(Records excerpted from a collection)
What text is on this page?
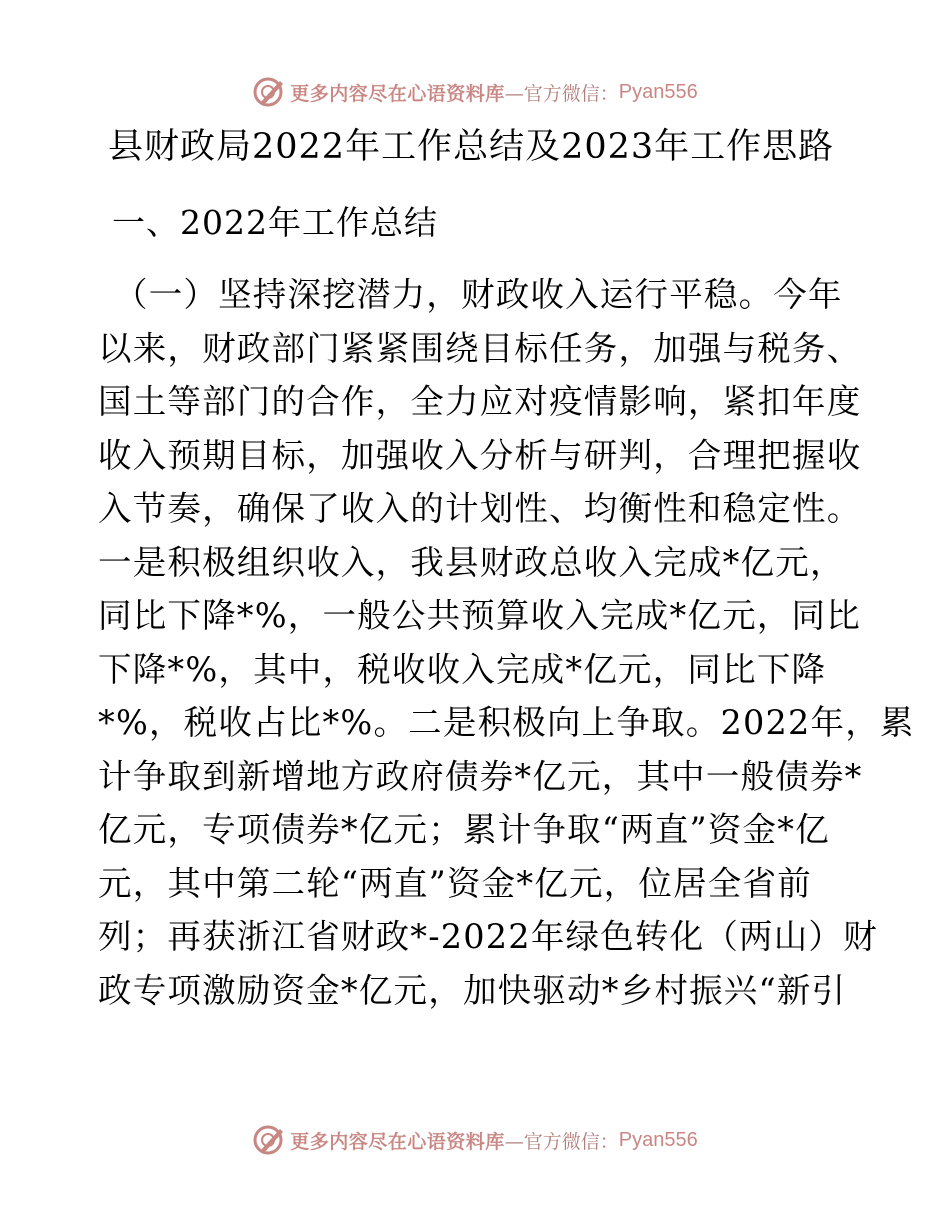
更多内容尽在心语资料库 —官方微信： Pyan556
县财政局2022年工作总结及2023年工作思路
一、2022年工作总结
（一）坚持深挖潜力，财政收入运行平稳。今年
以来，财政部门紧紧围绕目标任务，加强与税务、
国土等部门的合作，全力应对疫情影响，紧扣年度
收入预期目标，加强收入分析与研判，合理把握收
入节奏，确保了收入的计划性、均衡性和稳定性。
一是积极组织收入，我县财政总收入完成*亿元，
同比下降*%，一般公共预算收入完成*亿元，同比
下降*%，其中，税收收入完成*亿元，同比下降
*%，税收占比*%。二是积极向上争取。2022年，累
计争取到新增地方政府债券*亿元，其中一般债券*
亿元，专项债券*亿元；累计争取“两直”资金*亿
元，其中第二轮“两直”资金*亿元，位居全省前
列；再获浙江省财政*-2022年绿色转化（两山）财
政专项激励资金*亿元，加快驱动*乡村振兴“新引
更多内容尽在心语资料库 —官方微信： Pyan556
---
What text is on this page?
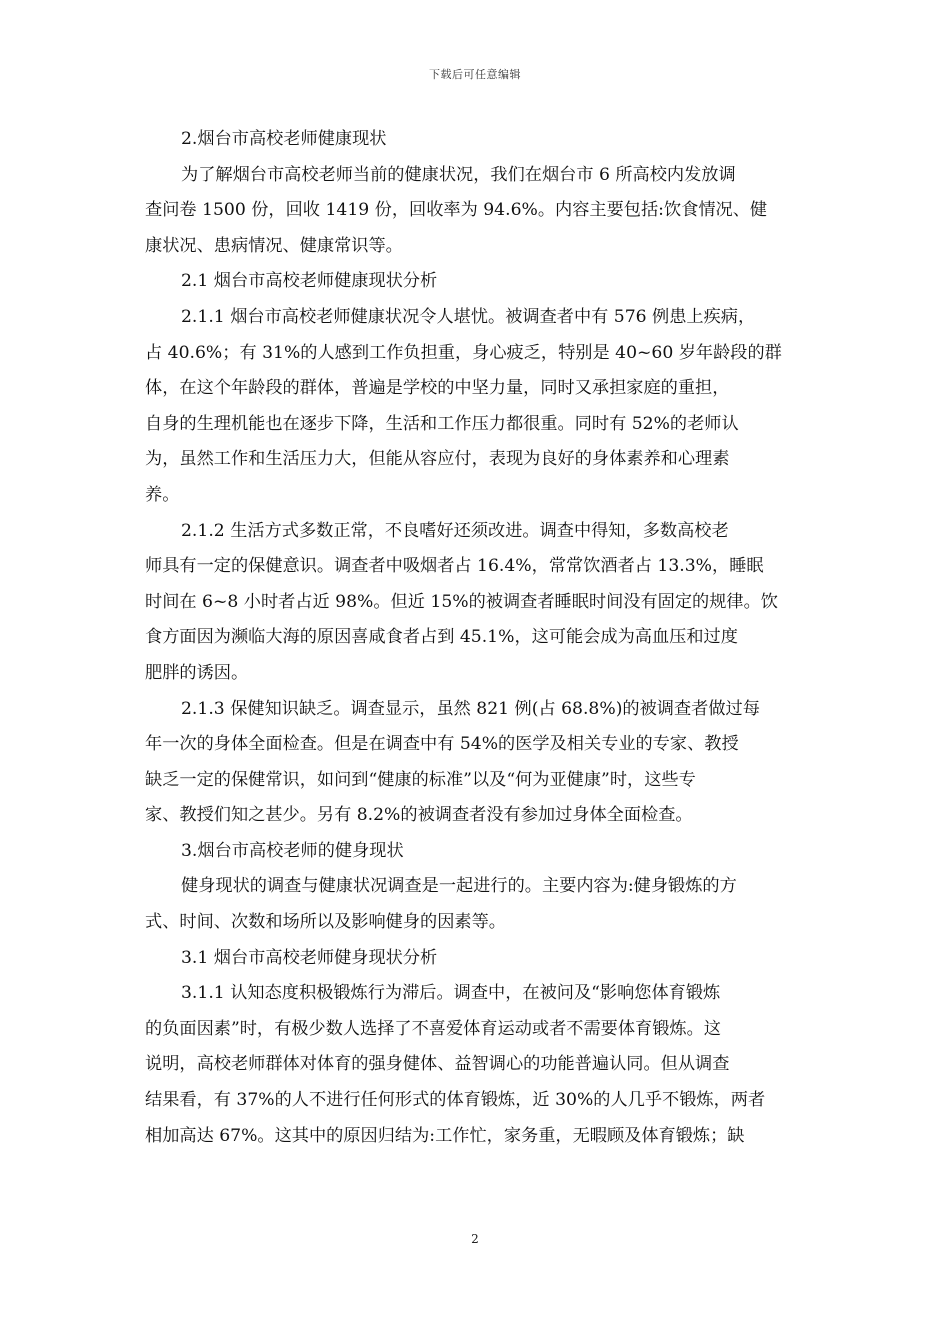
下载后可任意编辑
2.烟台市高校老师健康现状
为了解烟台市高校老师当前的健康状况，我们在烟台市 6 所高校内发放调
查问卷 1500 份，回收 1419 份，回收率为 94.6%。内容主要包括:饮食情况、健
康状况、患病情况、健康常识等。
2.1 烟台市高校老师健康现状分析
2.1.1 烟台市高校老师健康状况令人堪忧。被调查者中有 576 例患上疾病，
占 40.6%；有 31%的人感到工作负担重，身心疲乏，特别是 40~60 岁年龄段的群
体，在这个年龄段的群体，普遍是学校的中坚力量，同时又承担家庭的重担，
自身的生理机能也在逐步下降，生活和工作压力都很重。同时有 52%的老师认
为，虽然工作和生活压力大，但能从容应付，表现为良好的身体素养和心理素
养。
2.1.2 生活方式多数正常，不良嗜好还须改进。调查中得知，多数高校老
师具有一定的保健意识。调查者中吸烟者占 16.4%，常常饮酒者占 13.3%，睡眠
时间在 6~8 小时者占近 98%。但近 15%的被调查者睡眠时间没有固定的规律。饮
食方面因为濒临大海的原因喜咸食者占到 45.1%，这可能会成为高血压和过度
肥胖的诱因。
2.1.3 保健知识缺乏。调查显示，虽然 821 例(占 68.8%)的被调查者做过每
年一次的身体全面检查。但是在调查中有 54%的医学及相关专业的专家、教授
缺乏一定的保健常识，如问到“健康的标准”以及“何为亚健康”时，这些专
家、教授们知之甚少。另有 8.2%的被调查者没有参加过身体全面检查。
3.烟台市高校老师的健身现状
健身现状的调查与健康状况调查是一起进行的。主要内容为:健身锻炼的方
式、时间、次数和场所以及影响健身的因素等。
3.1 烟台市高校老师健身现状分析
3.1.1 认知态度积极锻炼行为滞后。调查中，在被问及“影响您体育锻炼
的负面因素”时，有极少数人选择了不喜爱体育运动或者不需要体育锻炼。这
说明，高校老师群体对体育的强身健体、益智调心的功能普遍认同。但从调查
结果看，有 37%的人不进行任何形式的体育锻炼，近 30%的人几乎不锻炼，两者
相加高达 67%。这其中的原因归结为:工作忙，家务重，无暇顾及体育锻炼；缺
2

### TO BE DONE:
Go through the material above and count the lines that include "同比下降". Give the number alone.

### RESULT:
2